Go through the material below and copy all lines with "image".

* start DATA LINES *

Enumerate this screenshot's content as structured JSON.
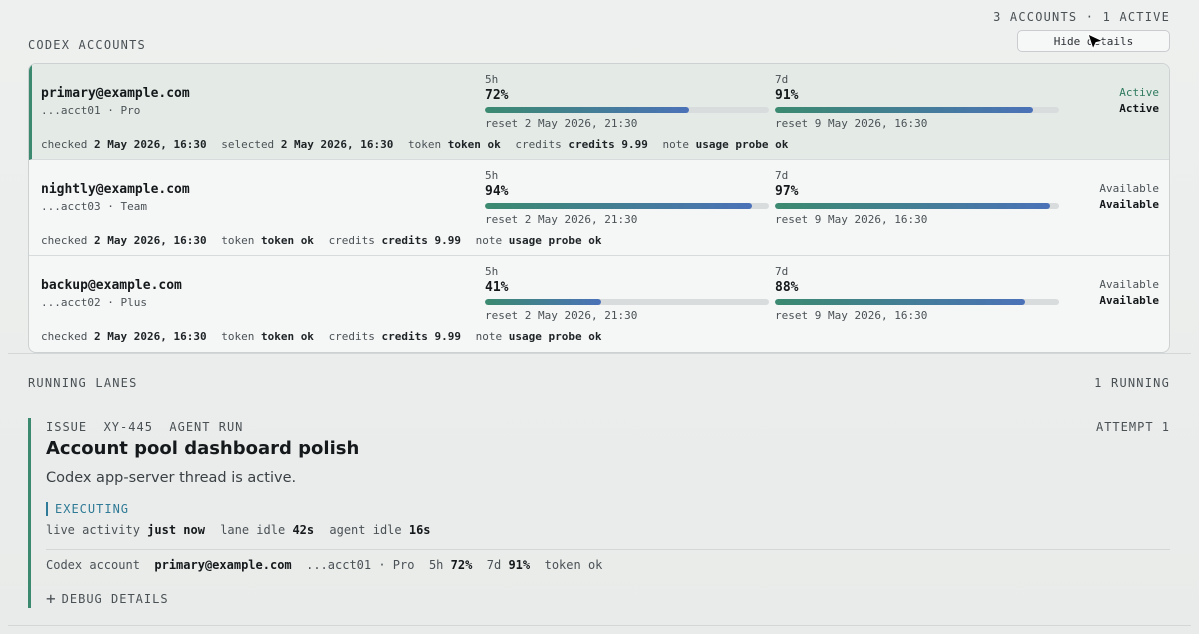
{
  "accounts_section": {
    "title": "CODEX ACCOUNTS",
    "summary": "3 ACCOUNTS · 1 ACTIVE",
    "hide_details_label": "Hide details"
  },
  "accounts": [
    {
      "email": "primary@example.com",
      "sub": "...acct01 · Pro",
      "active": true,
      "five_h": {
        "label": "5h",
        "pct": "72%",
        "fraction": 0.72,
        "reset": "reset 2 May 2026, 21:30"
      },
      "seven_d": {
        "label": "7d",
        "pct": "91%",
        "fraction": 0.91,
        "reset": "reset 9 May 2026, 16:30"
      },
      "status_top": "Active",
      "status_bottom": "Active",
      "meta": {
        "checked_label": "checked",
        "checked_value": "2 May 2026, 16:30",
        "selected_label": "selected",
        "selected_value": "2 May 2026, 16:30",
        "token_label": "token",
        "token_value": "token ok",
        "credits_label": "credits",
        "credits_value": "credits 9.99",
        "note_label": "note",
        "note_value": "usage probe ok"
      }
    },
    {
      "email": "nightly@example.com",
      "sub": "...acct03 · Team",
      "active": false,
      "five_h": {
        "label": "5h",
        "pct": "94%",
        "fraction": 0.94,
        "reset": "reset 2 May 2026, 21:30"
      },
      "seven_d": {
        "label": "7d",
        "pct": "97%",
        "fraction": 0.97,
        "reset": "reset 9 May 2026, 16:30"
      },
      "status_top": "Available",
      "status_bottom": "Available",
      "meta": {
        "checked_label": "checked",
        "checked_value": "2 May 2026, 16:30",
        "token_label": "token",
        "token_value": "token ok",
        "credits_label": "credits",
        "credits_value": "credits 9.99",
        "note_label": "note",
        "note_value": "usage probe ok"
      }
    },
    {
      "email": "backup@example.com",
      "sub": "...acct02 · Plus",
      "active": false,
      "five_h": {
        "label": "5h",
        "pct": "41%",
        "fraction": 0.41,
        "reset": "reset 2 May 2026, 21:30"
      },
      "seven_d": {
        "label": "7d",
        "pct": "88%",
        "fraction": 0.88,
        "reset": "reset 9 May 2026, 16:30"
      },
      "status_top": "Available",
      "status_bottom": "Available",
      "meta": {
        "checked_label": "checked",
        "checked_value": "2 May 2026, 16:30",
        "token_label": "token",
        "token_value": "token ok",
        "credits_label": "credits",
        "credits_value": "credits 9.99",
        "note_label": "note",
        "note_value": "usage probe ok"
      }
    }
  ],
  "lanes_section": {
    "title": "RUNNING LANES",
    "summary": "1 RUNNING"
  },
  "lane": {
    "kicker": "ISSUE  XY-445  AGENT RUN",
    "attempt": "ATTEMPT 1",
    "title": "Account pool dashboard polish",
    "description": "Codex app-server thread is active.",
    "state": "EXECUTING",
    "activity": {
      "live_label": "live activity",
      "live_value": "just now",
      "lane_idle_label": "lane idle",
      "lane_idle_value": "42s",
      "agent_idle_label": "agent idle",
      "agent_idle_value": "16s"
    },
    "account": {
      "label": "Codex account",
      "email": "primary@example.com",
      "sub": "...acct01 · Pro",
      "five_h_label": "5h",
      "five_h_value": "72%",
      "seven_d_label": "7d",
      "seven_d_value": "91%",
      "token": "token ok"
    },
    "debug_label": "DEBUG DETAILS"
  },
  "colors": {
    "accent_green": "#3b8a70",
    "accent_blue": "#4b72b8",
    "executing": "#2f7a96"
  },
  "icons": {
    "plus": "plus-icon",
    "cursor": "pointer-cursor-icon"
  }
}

* end DATA LINES *
* start DATA LINES *

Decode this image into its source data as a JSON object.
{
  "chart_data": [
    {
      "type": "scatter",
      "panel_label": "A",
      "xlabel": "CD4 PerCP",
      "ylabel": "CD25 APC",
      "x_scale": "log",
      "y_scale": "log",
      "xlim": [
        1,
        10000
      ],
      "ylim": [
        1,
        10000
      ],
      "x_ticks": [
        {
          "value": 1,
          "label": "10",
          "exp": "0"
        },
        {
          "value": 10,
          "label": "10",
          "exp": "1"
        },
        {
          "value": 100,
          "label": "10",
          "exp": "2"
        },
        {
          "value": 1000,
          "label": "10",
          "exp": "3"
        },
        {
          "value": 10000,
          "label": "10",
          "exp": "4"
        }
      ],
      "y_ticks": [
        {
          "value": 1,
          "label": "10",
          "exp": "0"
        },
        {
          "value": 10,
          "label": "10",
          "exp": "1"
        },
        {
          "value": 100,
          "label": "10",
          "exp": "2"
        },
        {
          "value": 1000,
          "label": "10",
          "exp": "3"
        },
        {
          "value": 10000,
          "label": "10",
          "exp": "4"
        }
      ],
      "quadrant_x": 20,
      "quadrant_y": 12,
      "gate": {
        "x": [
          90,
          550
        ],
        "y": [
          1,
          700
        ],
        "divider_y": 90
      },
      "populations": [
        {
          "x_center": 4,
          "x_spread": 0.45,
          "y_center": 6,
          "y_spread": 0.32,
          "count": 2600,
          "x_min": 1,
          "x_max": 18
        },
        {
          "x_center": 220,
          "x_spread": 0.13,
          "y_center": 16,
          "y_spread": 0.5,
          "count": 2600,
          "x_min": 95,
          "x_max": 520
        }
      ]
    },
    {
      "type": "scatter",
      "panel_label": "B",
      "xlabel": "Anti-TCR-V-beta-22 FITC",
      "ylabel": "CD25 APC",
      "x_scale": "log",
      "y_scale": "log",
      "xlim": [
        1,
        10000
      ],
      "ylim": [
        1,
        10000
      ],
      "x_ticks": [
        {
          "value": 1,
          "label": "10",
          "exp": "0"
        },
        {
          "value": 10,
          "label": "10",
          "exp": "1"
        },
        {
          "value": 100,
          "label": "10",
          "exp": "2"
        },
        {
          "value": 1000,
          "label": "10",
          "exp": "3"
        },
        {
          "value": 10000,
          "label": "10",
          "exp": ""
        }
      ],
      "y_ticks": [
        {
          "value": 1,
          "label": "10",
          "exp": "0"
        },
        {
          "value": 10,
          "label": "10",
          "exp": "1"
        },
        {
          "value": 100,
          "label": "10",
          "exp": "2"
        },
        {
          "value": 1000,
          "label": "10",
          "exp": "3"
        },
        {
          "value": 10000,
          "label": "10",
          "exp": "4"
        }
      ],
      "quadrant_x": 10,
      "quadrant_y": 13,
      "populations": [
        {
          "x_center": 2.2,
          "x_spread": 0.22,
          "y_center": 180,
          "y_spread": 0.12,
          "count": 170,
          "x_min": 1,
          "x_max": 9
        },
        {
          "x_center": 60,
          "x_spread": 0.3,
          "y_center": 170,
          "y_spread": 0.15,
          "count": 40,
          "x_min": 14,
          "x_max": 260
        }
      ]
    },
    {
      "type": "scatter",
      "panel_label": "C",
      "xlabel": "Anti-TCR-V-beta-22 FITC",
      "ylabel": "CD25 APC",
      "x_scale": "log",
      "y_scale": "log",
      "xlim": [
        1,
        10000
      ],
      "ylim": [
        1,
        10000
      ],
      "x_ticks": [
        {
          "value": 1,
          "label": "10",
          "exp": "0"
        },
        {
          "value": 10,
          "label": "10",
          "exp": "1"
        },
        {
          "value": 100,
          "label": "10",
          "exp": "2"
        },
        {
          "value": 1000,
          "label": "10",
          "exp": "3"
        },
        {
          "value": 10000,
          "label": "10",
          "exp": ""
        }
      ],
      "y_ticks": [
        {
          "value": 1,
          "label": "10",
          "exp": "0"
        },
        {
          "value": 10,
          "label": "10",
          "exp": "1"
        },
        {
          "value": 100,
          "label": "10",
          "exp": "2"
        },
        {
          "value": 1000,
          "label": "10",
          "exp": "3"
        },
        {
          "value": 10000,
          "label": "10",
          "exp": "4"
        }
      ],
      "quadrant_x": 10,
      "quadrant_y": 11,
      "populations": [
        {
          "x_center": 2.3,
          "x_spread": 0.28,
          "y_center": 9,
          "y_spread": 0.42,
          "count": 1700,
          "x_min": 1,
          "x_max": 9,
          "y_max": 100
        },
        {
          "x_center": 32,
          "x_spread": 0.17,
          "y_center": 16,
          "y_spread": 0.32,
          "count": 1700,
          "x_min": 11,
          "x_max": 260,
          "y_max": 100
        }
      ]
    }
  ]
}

* end DATA LINES *
* start DATA LINES *

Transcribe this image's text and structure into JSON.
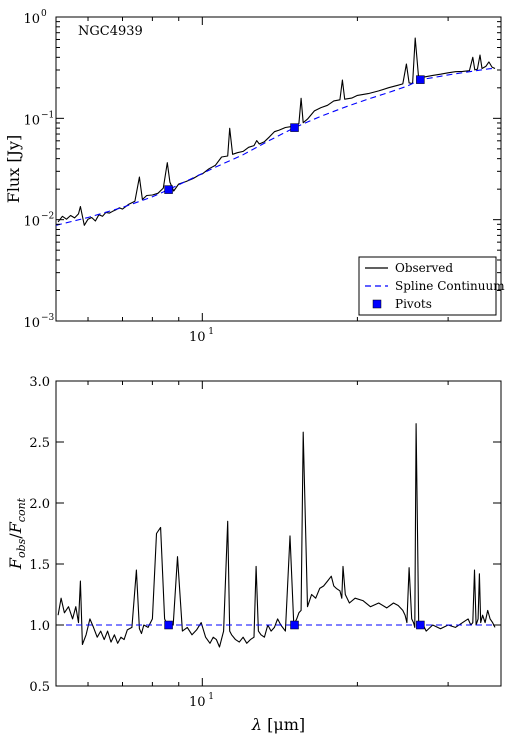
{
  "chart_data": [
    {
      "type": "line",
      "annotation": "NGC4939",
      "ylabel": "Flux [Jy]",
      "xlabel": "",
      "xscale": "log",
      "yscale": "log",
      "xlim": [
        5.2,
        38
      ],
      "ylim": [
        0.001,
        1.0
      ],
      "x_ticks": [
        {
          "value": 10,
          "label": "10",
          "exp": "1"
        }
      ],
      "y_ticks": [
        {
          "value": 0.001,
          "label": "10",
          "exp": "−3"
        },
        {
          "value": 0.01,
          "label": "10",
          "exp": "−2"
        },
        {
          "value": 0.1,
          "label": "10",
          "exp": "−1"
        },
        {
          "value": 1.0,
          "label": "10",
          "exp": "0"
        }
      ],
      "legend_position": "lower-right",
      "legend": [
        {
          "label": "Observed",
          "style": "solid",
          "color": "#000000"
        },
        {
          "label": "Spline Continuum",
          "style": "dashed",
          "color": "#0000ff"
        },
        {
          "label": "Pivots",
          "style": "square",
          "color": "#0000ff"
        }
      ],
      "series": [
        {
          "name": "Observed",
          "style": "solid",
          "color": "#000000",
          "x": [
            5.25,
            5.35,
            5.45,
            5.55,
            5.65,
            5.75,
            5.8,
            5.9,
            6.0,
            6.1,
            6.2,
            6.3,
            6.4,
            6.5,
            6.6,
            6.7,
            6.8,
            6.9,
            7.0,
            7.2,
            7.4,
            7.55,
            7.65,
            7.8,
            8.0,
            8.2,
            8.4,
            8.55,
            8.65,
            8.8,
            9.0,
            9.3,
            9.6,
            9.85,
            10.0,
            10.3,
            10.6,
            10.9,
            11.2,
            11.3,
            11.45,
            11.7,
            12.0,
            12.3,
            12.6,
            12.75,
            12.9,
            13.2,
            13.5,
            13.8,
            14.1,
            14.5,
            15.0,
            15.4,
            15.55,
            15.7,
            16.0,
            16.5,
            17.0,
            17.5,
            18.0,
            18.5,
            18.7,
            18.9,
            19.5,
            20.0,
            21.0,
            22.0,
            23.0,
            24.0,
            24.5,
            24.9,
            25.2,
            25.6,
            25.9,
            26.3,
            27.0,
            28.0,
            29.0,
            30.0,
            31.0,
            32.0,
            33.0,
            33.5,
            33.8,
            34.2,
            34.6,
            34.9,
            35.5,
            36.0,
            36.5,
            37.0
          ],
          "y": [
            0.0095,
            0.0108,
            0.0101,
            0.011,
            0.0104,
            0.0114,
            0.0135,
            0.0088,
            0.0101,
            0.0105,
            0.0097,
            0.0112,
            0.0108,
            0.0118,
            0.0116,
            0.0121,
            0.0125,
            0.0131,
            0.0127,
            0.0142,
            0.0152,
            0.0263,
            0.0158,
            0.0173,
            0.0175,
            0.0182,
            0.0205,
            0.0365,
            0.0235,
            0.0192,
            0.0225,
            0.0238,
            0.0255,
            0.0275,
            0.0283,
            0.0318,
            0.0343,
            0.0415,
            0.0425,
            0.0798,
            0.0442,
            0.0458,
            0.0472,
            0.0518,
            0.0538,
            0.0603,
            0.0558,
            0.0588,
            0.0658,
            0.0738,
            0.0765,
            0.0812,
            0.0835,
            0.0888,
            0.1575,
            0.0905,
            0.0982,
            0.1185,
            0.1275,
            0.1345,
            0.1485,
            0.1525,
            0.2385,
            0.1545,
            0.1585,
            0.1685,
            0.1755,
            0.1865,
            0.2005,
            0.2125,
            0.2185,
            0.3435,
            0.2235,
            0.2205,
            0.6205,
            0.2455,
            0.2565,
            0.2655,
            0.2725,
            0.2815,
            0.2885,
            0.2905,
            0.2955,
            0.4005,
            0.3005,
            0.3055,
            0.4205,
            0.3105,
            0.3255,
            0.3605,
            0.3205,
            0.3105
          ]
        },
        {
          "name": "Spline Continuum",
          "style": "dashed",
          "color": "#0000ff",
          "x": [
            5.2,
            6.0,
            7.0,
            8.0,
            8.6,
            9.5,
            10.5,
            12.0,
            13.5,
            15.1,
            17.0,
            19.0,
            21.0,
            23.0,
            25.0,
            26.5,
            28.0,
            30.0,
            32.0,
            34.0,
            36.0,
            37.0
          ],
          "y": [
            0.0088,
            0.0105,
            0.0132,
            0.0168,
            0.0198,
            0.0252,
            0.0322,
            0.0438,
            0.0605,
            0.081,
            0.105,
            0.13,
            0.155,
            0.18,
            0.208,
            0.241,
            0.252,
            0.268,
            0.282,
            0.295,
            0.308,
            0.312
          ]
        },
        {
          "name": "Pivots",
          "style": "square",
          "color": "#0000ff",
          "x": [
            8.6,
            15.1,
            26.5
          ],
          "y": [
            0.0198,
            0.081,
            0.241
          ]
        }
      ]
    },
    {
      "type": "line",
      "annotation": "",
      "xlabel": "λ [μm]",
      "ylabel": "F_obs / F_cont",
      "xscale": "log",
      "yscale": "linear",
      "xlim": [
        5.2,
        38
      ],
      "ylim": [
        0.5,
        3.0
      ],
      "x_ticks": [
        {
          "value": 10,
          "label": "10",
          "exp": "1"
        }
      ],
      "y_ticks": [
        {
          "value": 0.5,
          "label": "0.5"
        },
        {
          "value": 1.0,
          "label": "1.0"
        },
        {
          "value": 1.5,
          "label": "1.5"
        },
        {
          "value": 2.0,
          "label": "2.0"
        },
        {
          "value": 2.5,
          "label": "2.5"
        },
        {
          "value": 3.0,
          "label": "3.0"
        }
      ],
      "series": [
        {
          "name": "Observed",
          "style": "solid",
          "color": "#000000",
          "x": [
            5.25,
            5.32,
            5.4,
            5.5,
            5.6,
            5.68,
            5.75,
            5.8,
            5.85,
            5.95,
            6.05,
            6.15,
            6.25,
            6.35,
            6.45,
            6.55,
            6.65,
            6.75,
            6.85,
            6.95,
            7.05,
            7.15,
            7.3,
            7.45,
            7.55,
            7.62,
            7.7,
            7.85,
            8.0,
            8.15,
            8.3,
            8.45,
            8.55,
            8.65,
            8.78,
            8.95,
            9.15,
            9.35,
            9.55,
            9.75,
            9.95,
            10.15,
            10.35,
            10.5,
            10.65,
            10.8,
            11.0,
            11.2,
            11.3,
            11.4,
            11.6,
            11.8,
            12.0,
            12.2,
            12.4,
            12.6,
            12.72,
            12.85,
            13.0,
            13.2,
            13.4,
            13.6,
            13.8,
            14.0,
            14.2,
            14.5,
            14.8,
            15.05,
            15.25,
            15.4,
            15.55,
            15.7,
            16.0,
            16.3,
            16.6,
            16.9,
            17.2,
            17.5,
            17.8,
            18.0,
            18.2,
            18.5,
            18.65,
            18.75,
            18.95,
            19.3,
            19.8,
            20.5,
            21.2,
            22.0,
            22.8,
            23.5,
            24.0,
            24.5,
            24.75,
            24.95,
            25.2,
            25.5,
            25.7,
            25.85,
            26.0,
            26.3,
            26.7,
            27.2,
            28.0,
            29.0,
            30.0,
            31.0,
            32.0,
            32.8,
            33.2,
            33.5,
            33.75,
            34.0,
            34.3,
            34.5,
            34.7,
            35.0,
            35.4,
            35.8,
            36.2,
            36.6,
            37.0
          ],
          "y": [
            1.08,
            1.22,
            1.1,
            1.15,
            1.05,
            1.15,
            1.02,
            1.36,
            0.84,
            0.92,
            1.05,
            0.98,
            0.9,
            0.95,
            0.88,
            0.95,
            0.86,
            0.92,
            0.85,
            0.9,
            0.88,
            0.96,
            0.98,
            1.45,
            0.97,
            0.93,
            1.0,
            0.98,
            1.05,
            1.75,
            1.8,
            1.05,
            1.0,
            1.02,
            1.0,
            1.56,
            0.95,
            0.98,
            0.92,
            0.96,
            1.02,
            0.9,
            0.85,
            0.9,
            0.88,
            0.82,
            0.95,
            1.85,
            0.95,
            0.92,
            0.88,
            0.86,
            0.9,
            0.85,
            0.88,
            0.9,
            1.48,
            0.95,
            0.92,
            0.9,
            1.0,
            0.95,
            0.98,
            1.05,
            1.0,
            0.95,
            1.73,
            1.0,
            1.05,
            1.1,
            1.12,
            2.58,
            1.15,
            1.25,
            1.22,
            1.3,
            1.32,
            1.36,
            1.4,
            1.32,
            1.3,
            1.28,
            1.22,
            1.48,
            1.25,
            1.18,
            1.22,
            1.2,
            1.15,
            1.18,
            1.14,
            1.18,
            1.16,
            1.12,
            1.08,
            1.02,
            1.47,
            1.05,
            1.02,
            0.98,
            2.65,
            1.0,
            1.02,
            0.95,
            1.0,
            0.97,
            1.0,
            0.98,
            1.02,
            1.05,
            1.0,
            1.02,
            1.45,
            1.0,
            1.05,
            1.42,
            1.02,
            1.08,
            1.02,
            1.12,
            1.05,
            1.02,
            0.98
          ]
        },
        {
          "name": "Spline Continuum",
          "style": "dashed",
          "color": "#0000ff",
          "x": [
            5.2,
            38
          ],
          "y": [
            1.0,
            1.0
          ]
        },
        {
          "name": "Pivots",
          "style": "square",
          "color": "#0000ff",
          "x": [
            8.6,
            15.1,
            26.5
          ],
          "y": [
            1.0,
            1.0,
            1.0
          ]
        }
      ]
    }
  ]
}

* end DATA LINES *

IN RESPONSE:
Decode this image into its source data as a JSON object.
Transcribe this image's text and structure into JSON.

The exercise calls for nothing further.